**Do this**
Format each line of the material below as a Markdown table with two columns, Row and Line. Skip blank lines, and leave the pictures out of the table.

-------- Dataset --------

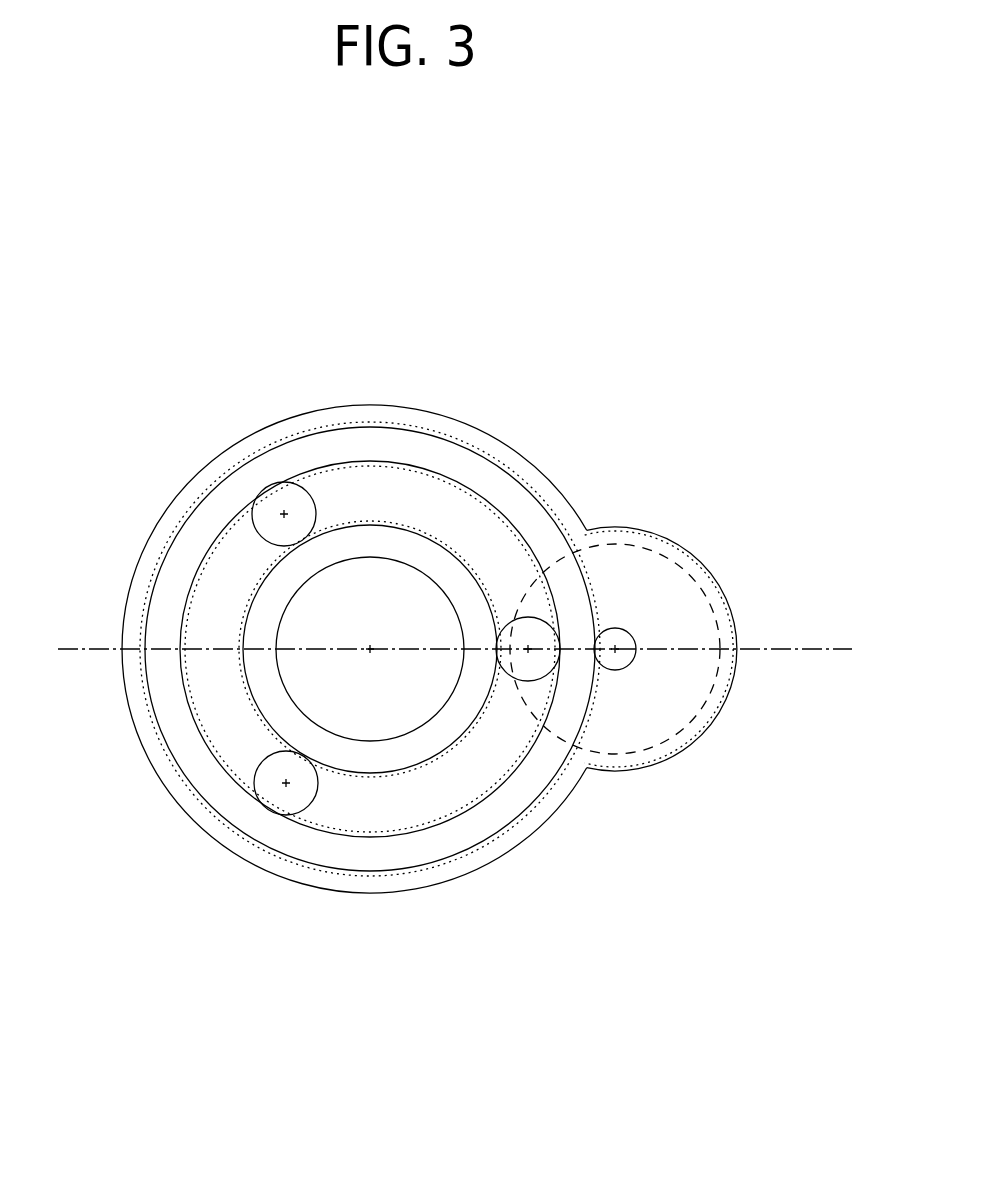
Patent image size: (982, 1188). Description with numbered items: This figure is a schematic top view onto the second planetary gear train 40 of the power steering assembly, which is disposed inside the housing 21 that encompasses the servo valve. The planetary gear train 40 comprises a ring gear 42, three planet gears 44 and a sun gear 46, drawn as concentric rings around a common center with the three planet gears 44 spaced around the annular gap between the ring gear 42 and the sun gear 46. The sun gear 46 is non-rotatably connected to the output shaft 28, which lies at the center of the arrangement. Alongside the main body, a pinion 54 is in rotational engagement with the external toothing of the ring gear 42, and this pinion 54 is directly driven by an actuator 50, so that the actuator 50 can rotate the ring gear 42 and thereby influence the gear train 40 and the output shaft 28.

The housing 21 is at (285, 427).
The output shaft 28 is at (388, 603).
The second planetary gear train 40 is at (212, 828).
The ring gear 42 is at (282, 845).
The planet gears 44 is at (272, 530).
The sun gear 46 is at (410, 745).
The actuator 50 is at (657, 595).
The pinion 54 is at (620, 655).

--------

**Complete answer**
| Row | Line |
|---|---|
| 1 | Patent image size: (982, 1188). Description with numbered items: This figure is a schematic top view onto the second planetary gear train 40 of the power steering assembly, which is disposed inside the housing 21 that encompasses the servo valve. The planetary gear train 40 comprises a ring gear 42, three planet gears 44 and a sun gear 46, drawn as concentric rings around a common center with the three planet gears 44 spaced around the annular gap between the ring gear 42 and the sun gear 46. The sun gear 46 is non-rotatably connected to the output shaft 28, which lies at the center of the arrangement. Alongside the main body, a pinion 54 is in rotational engagement with the external toothing of the ring gear 42, and this pinion 54 is directly driven by an actuator 50, so that the actuator 50 can rotate the ring gear 42 and thereby influence the gear train 40 and the output shaft 28. |
| 2 | The housing 21 is at (285, 427). |
| 3 | The output shaft 28 is at (388, 603). |
| 4 | The second planetary gear train 40 is at (212, 828). |
| 5 | The ring gear 42 is at (282, 845). |
| 6 | The planet gears 44 is at (272, 530). |
| 7 | The sun gear 46 is at (410, 745). |
| 8 | The actuator 50 is at (657, 595). |
| 9 | The pinion 54 is at (620, 655). |